Work to do:
Search the data for the word "páginas". Reproduce every line where it is found.

Records excerpted from a collection:
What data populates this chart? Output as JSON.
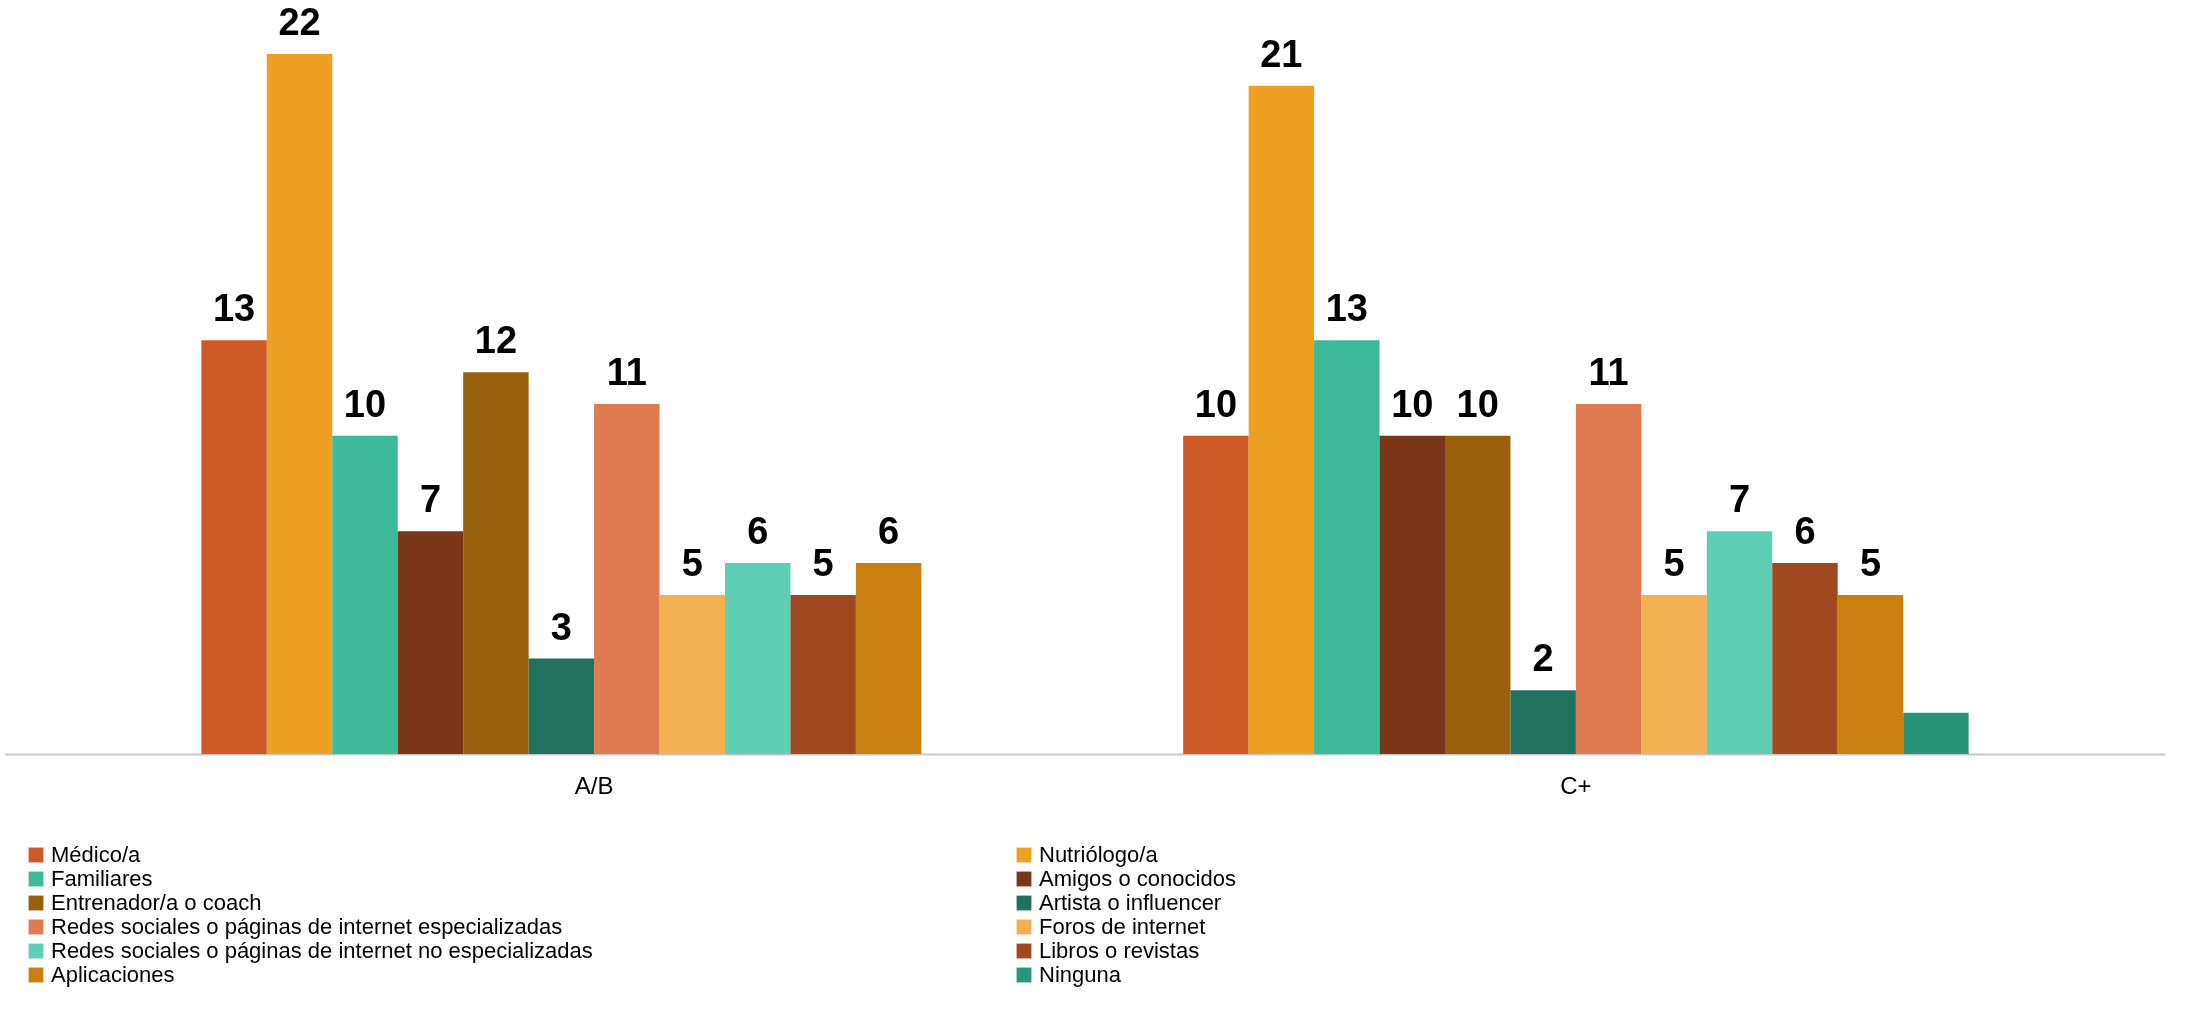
{
  "chart_data": {
    "type": "bar",
    "categories": [
      "A/B",
      "C+"
    ],
    "series": [
      {
        "name": "Médico/a",
        "color": "#cd5a27",
        "values": [
          13,
          10
        ],
        "value_labels": [
          "13",
          "10"
        ]
      },
      {
        "name": "Nutriólogo/a",
        "color": "#eea023",
        "values": [
          22,
          21
        ],
        "value_labels": [
          "22",
          "21"
        ]
      },
      {
        "name": "Familiares",
        "color": "#3bb998",
        "values": [
          10,
          13
        ],
        "value_labels": [
          "10",
          "13"
        ]
      },
      {
        "name": "Amigos o conocidos",
        "color": "#7a3618",
        "values": [
          7,
          10
        ],
        "value_labels": [
          "7",
          "10"
        ]
      },
      {
        "name": "Entrenador/a o coach",
        "color": "#98600c",
        "values": [
          12,
          10
        ],
        "value_labels": [
          "12",
          "10"
        ]
      },
      {
        "name": "Artista o influencer",
        "color": "#22715e",
        "values": [
          3,
          2
        ],
        "value_labels": [
          "3",
          "2"
        ]
      },
      {
        "name": "Redes sociales o páginas de internet especializadas",
        "color": "#e07a50",
        "values": [
          11,
          11
        ],
        "value_labels": [
          "11",
          "11"
        ]
      },
      {
        "name": "Foros de internet",
        "color": "#f2b050",
        "values": [
          5,
          5
        ],
        "value_labels": [
          "5",
          "5"
        ]
      },
      {
        "name": "Redes sociales o páginas de internet no especializadas",
        "color": "#5ecfb4",
        "values": [
          6,
          7
        ],
        "value_labels": [
          "6",
          "7"
        ]
      },
      {
        "name": "Libros o revistas",
        "color": "#a0481f",
        "values": [
          5,
          6
        ],
        "value_labels": [
          "5",
          "6"
        ]
      },
      {
        "name": "Aplicaciones",
        "color": "#c98010",
        "values": [
          6,
          5
        ],
        "value_labels": [
          "6",
          "5"
        ]
      },
      {
        "name": "Ninguna",
        "color": "#2a9679",
        "values": [
          null,
          1.3
        ],
        "value_labels": [
          null,
          null
        ]
      }
    ],
    "legend": "bottom left"
  }
}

Answer:
        "name": "Redes sociales o páginas de internet especializadas",
        "name": "Redes sociales o páginas de internet no especializadas",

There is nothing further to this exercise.